- _TASK_: Write out every record below exactly as it appears.

Begin

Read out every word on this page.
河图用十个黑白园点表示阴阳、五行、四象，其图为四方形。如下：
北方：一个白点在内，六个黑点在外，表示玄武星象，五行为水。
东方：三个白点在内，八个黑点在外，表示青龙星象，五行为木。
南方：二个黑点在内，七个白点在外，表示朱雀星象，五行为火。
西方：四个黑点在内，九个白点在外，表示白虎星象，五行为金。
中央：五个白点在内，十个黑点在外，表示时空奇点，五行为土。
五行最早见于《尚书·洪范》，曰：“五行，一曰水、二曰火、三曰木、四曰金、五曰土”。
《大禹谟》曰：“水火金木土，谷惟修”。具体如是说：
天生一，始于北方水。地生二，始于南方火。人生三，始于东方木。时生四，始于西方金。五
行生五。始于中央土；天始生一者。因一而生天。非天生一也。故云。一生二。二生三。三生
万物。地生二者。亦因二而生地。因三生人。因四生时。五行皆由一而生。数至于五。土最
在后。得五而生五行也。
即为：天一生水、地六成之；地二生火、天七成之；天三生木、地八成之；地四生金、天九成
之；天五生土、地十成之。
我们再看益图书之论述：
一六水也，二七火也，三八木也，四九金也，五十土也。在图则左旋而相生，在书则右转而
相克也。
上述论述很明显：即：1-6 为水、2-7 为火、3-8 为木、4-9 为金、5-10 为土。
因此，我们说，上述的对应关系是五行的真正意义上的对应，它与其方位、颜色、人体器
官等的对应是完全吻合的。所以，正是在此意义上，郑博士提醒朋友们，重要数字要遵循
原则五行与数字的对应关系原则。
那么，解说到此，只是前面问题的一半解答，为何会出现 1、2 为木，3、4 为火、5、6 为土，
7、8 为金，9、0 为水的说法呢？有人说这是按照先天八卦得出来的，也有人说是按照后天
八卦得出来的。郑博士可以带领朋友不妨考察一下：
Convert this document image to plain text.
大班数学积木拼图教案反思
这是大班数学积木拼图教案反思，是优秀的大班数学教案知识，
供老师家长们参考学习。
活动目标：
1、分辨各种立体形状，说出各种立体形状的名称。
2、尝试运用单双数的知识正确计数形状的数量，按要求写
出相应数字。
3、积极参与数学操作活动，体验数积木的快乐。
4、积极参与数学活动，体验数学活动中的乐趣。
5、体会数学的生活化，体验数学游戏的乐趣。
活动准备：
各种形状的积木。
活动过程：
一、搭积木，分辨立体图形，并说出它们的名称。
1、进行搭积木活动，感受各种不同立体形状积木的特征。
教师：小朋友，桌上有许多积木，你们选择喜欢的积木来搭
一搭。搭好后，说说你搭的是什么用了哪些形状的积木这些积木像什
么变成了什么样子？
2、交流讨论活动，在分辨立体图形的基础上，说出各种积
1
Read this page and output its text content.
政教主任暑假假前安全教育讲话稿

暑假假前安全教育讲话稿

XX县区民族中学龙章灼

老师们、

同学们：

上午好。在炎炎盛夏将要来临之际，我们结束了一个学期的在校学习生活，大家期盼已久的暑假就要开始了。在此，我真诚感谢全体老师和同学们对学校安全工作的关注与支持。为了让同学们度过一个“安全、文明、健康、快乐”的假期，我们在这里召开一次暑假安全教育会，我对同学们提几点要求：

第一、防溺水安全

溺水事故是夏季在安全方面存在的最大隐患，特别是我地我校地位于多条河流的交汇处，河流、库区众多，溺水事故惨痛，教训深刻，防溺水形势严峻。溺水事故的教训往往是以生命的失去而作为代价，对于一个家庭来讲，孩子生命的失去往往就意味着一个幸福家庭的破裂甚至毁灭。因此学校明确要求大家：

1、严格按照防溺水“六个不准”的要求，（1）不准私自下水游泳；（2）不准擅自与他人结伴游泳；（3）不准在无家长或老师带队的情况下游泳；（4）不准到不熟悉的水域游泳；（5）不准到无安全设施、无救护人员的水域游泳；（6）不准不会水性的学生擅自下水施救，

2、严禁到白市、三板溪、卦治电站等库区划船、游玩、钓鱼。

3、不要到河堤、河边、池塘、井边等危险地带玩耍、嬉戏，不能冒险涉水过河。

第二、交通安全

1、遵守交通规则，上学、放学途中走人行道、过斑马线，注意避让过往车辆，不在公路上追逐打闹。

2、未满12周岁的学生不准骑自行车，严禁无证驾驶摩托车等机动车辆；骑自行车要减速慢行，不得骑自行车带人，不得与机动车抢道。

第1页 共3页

End

- _WRITTEN SOLUTION_:
Read out every word on this page.
河图用十个黑白园点表示阴阳、五行、四象，其图为四方形。如下：
北方：一个白点在内，六个黑点在外，表示玄武星象，五行为水。
东方：三个白点在内，八个黑点在外，表示青龙星象，五行为木。
南方：二个黑点在内，七个白点在外，表示朱雀星象，五行为火。
西方：四个黑点在内，九个白点在外，表示白虎星象，五行为金。
中央：五个白点在内，十个黑点在外，表示时空奇点，五行为土。
五行最早见于《尚书·洪范》，曰：“五行，一曰水、二曰火、三曰木、四曰金、五曰土”。
《大禹谟》曰：“水火金木土，谷惟修”。具体如是说：
天生一，始于北方水。地生二，始于南方火。人生三，始于东方木。时生四，始于西方金。五
行生五。始于中央土；天始生一者。因一而生天。非天生一也。故云。一生二。二生三。三生
万物。地生二者。亦因二而生地。因三生人。因四生时。五行皆由一而生。数至于五。土最
在后。得五而生五行也。
即为：天一生水、地六成之；地二生火、天七成之；天三生木、地八成之；地四生金、天九成
之；天五生土、地十成之。
我们再看益图书之论述：
一六水也，二七火也，三八木也，四九金也，五十土也。在图则左旋而相生，在书则右转而
相克也。
上述论述很明显：即：1-6 为水、2-7 为火、3-8 为木、4-9 为金、5-10 为土。
因此，我们说，上述的对应关系是五行的真正意义上的对应，它与其方位、颜色、人体器
官等的对应是完全吻合的。所以，正是在此意义上，郑博士提醒朋友们，重要数字要遵循
原则五行与数字的对应关系原则。
那么，解说到此，只是前面问题的一半解答，为何会出现 1、2 为木，3、4 为火、5、6 为土，
7、8 为金，9、0 为水的说法呢？有人说这是按照先天八卦得出来的，也有人说是按照后天
八卦得出来的。郑博士可以带领朋友不妨考察一下：
Convert this document image to plain text.
大班数学积木拼图教案反思
这是大班数学积木拼图教案反思，是优秀的大班数学教案知识，
供老师家长们参考学习。
活动目标：
1、分辨各种立体形状，说出各种立体形状的名称。
2、尝试运用单双数的知识正确计数形状的数量，按要求写
出相应数字。
3、积极参与数学操作活动，体验数积木的快乐。
4、积极参与数学活动，体验数学活动中的乐趣。
5、体会数学的生活化，体验数学游戏的乐趣。
活动准备：
各种形状的积木。
活动过程：
一、搭积木，分辨立体图形，并说出它们的名称。
1、进行搭积木活动，感受各种不同立体形状积木的特征。
教师：小朋友，桌上有许多积木，你们选择喜欢的积木来搭
一搭。搭好后，说说你搭的是什么用了哪些形状的积木这些积木像什
么变成了什么样子？
2、交流讨论活动，在分辨立体图形的基础上，说出各种积
1
Read this page and output its text content.
政教主任暑假假前安全教育讲话稿

暑假假前安全教育讲话稿

XX县区民族中学龙章灼

老师们、

同学们：

上午好。在炎炎盛夏将要来临之际，我们结束了一个学期的在校学习生活，大家期盼已久的暑假就要开始了。在此，我真诚感谢全体老师和同学们对学校安全工作的关注与支持。为了让同学们度过一个“安全、文明、健康、快乐”的假期，我们在这里召开一次暑假安全教育会，我对同学们提几点要求：

第一、防溺水安全

溺水事故是夏季在安全方面存在的最大隐患，特别是我地我校地位于多条河流的交汇处，河流、库区众多，溺水事故惨痛，教训深刻，防溺水形势严峻。溺水事故的教训往往是以生命的失去而作为代价，对于一个家庭来讲，孩子生命的失去往往就意味着一个幸福家庭的破裂甚至毁灭。因此学校明确要求大家：

1、严格按照防溺水“六个不准”的要求，（1）不准私自下水游泳；（2）不准擅自与他人结伴游泳；（3）不准在无家长或老师带队的情况下游泳；（4）不准到不熟悉的水域游泳；（5）不准到无安全设施、无救护人员的水域游泳；（6）不准不会水性的学生擅自下水施救，

2、严禁到白市、三板溪、卦治电站等库区划船、游玩、钓鱼。

3、不要到河堤、河边、池塘、井边等危险地带玩耍、嬉戏，不能冒险涉水过河。

第二、交通安全

1、遵守交通规则，上学、放学途中走人行道、过斑马线，注意避让过往车辆，不在公路上追逐打闹。

2、未满12周岁的学生不准骑自行车，严禁无证驾驶摩托车等机动车辆；骑自行车要减速慢行，不得骑自行车带人，不得与机动车抢道。

第1页 共3页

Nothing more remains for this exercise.